Your task:
Please return the whole listing exactly.

--- Information shown ---

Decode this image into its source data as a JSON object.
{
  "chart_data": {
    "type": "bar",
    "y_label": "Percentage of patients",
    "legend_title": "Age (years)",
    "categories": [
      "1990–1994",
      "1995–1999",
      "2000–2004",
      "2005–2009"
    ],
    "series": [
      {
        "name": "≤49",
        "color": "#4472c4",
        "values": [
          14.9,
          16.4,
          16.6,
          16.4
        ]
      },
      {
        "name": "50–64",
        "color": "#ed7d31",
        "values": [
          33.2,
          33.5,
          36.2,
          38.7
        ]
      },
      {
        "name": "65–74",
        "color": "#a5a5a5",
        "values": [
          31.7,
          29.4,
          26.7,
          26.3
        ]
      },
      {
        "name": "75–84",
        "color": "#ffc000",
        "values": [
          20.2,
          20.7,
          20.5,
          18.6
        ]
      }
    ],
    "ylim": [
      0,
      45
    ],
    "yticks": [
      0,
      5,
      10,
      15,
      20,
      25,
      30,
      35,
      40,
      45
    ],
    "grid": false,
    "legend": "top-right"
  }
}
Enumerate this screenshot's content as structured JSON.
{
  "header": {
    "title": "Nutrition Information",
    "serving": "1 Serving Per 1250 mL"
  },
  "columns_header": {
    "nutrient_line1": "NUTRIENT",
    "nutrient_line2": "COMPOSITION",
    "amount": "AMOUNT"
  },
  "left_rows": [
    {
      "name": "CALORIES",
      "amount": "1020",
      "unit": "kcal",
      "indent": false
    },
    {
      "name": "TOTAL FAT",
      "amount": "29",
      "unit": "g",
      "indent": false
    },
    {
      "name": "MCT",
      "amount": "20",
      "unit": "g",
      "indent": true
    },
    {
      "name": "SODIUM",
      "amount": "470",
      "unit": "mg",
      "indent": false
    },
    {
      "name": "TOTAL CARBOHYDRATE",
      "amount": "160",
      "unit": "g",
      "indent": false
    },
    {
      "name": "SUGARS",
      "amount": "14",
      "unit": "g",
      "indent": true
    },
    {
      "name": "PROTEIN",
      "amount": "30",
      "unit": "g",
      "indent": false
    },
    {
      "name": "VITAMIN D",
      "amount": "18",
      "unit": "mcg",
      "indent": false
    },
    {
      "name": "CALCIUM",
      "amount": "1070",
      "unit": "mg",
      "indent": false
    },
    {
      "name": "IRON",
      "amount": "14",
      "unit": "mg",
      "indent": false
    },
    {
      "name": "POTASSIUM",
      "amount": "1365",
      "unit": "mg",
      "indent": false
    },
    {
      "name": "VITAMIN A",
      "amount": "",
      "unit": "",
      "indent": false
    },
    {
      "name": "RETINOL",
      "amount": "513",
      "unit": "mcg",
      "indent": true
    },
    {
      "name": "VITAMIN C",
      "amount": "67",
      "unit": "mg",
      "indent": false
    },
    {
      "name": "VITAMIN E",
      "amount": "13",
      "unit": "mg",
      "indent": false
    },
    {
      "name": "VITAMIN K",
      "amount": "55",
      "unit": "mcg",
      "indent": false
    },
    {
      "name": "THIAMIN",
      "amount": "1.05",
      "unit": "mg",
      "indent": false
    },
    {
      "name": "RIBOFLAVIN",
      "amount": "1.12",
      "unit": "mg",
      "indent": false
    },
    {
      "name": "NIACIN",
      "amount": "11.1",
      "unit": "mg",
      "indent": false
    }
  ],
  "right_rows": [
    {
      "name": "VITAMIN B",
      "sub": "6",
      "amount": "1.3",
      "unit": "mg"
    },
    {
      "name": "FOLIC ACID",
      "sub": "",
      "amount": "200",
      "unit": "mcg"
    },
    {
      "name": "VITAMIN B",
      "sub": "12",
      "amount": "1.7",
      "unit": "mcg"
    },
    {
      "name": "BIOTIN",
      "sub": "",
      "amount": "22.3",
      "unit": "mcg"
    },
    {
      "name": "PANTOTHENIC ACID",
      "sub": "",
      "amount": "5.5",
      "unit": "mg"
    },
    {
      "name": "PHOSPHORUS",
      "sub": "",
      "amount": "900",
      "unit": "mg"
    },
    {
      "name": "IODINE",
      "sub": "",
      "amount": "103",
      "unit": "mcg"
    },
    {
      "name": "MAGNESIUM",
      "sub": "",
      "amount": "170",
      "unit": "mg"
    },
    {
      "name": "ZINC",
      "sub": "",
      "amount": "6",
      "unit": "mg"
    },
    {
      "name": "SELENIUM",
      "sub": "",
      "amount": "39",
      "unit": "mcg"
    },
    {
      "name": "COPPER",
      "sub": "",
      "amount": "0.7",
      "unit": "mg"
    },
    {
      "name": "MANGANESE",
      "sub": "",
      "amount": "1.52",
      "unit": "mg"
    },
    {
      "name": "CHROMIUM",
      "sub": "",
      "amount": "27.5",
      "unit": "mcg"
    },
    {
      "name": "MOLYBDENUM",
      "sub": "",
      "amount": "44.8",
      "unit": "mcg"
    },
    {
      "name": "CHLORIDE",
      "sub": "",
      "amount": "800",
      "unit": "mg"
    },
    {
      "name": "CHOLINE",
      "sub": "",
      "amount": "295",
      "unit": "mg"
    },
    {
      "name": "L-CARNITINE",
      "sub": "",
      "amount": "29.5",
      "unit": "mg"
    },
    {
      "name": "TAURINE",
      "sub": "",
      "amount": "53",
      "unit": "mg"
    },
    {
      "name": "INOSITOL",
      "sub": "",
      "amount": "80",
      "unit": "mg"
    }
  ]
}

---

Written response:
Decode this image into its source data as a JSON object.
{
  "chart_data": {
    "type": "bar",
    "y_label": "Percentage of patients",
    "legend_title": "Age (years)",
    "categories": [
      "1990–1994",
      "1995–1999",
      "2000–2004",
      "2005–2009"
    ],
    "series": [
      {
        "name": "≤49",
        "color": "#4472c4",
        "values": [
          14.9,
          16.4,
          16.6,
          16.4
        ]
      },
      {
        "name": "50–64",
        "color": "#ed7d31",
        "values": [
          33.2,
          33.5,
          36.2,
          38.7
        ]
      },
      {
        "name": "65–74",
        "color": "#a5a5a5",
        "values": [
          31.7,
          29.4,
          26.7,
          26.3
        ]
      },
      {
        "name": "75–84",
        "color": "#ffc000",
        "values": [
          20.2,
          20.7,
          20.5,
          18.6
        ]
      }
    ],
    "ylim": [
      0,
      45
    ],
    "yticks": [
      0,
      5,
      10,
      15,
      20,
      25,
      30,
      35,
      40,
      45
    ],
    "grid": false,
    "legend": "top-right"
  }
}
Enumerate this screenshot's content as structured JSON.
{
  "header": {
    "title": "Nutrition Information",
    "serving": "1 Serving Per 1250 mL"
  },
  "columns_header": {
    "nutrient_line1": "NUTRIENT",
    "nutrient_line2": "COMPOSITION",
    "amount": "AMOUNT"
  },
  "left_rows": [
    {
      "name": "CALORIES",
      "amount": "1020",
      "unit": "kcal",
      "indent": false
    },
    {
      "name": "TOTAL FAT",
      "amount": "29",
      "unit": "g",
      "indent": false
    },
    {
      "name": "MCT",
      "amount": "20",
      "unit": "g",
      "indent": true
    },
    {
      "name": "SODIUM",
      "amount": "470",
      "unit": "mg",
      "indent": false
    },
    {
      "name": "TOTAL CARBOHYDRATE",
      "amount": "160",
      "unit": "g",
      "indent": false
    },
    {
      "name": "SUGARS",
      "amount": "14",
      "unit": "g",
      "indent": true
    },
    {
      "name": "PROTEIN",
      "amount": "30",
      "unit": "g",
      "indent": false
    },
    {
      "name": "VITAMIN D",
      "amount": "18",
      "unit": "mcg",
      "indent": false
    },
    {
      "name": "CALCIUM",
      "amount": "1070",
      "unit": "mg",
      "indent": false
    },
    {
      "name": "IRON",
      "amount": "14",
      "unit": "mg",
      "indent": false
    },
    {
      "name": "POTASSIUM",
      "amount": "1365",
      "unit": "mg",
      "indent": false
    },
    {
      "name": "VITAMIN A",
      "amount": "",
      "unit": "",
      "indent": false
    },
    {
      "name": "RETINOL",
      "amount": "513",
      "unit": "mcg",
      "indent": true
    },
    {
      "name": "VITAMIN C",
      "amount": "67",
      "unit": "mg",
      "indent": false
    },
    {
      "name": "VITAMIN E",
      "amount": "13",
      "unit": "mg",
      "indent": false
    },
    {
      "name": "VITAMIN K",
      "amount": "55",
      "unit": "mcg",
      "indent": false
    },
    {
      "name": "THIAMIN",
      "amount": "1.05",
      "unit": "mg",
      "indent": false
    },
    {
      "name": "RIBOFLAVIN",
      "amount": "1.12",
      "unit": "mg",
      "indent": false
    },
    {
      "name": "NIACIN",
      "amount": "11.1",
      "unit": "mg",
      "indent": false
    }
  ],
  "right_rows": [
    {
      "name": "VITAMIN B",
      "sub": "6",
      "amount": "1.3",
      "unit": "mg"
    },
    {
      "name": "FOLIC ACID",
      "sub": "",
      "amount": "200",
      "unit": "mcg"
    },
    {
      "name": "VITAMIN B",
      "sub": "12",
      "amount": "1.7",
      "unit": "mcg"
    },
    {
      "name": "BIOTIN",
      "sub": "",
      "amount": "22.3",
      "unit": "mcg"
    },
    {
      "name": "PANTOTHENIC ACID",
      "sub": "",
      "amount": "5.5",
      "unit": "mg"
    },
    {
      "name": "PHOSPHORUS",
      "sub": "",
      "amount": "900",
      "unit": "mg"
    },
    {
      "name": "IODINE",
      "sub": "",
      "amount": "103",
      "unit": "mcg"
    },
    {
      "name": "MAGNESIUM",
      "sub": "",
      "amount": "170",
      "unit": "mg"
    },
    {
      "name": "ZINC",
      "sub": "",
      "amount": "6",
      "unit": "mg"
    },
    {
      "name": "SELENIUM",
      "sub": "",
      "amount": "39",
      "unit": "mcg"
    },
    {
      "name": "COPPER",
      "sub": "",
      "amount": "0.7",
      "unit": "mg"
    },
    {
      "name": "MANGANESE",
      "sub": "",
      "amount": "1.52",
      "unit": "mg"
    },
    {
      "name": "CHROMIUM",
      "sub": "",
      "amount": "27.5",
      "unit": "mcg"
    },
    {
      "name": "MOLYBDENUM",
      "sub": "",
      "amount": "44.8",
      "unit": "mcg"
    },
    {
      "name": "CHLORIDE",
      "sub": "",
      "amount": "800",
      "unit": "mg"
    },
    {
      "name": "CHOLINE",
      "sub": "",
      "amount": "295",
      "unit": "mg"
    },
    {
      "name": "L-CARNITINE",
      "sub": "",
      "amount": "29.5",
      "unit": "mg"
    },
    {
      "name": "TAURINE",
      "sub": "",
      "amount": "53",
      "unit": "mg"
    },
    {
      "name": "INOSITOL",
      "sub": "",
      "amount": "80",
      "unit": "mg"
    }
  ]
}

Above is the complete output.